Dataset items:
────────────────────

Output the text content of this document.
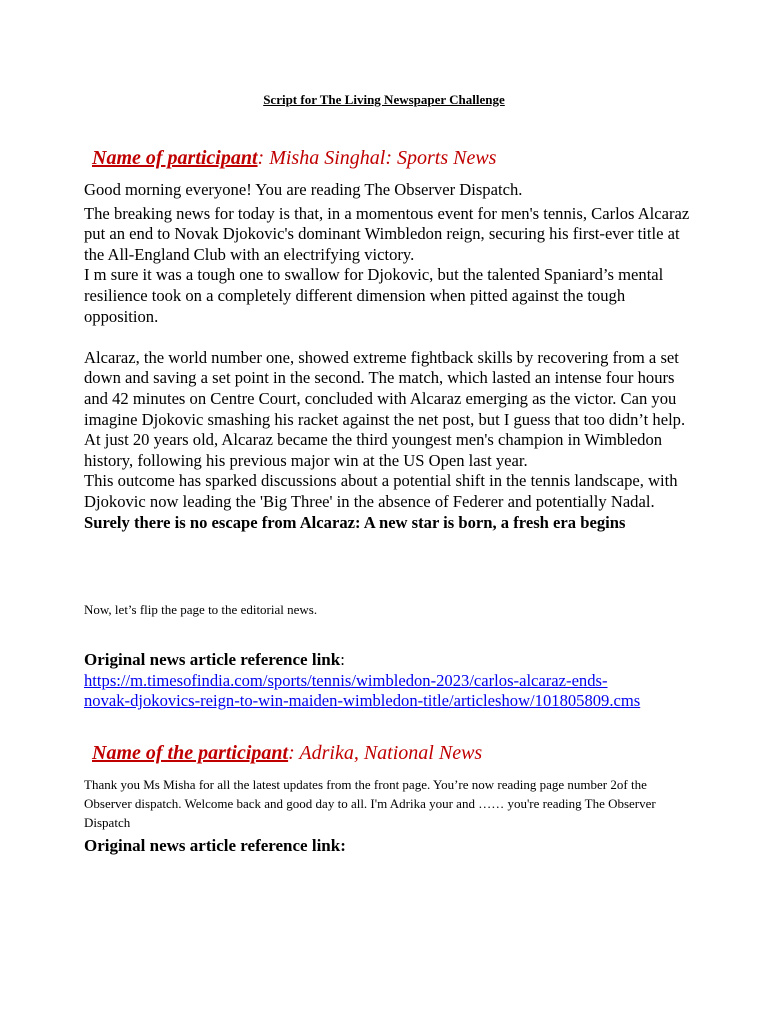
Script for The Living Newspaper Challenge
Name of participant: Misha Singhal: Sports News

Good morning everyone! You are reading The Observer Dispatch.

The breaking news for today is that, in a momentous event for men's tennis, Carlos Alcaraz put an end to Novak Djokovic's dominant Wimbledon reign, securing his first-ever title at the All-England Club with an electrifying victory.

I m sure it was a tough one to swallow for Djokovic, but the talented Spaniard’s mental resilience took on a completely different dimension when pitted against the tough opposition.

Alcaraz, the world number one, showed extreme fightback skills by recovering from a set down and saving a set point in the second. The match, which lasted an intense four hours and 42 minutes on Centre Court, concluded with Alcaraz emerging as the victor. Can you imagine Djokovic smashing his racket against the net post, but I guess that too didn’t help. At just 20 years old, Alcaraz became the third youngest men's champion in Wimbledon history, following his previous major win at the US Open last year.

This outcome has sparked discussions about a potential shift in the tennis landscape, with Djokovic now leading the 'Big Three' in the absence of Federer and potentially Nadal.

Surely there is no escape from Alcaraz: A new star is born, a fresh era begins

Now, let’s flip the page to the editorial news.

Original news article reference link:

https://m.timesofindia.com/sports/tennis/wimbledon-2023/carlos-alcaraz-ends-

novak-djokovics-reign-to-win-maiden-wimbledon-title/articleshow/101805809.cms

Name of the participant: Adrika, National News
Thank you Ms Misha for all the latest updates from the front page. You’re now reading page number 2of the Observer dispatch. Welcome back and good day to all. I'm Adrika your and …… you're reading The Observer Dispatch

Original news article reference link:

────────────────────

Going through the data above, count the lines where the string "participant" appears, and answer with only that number.

2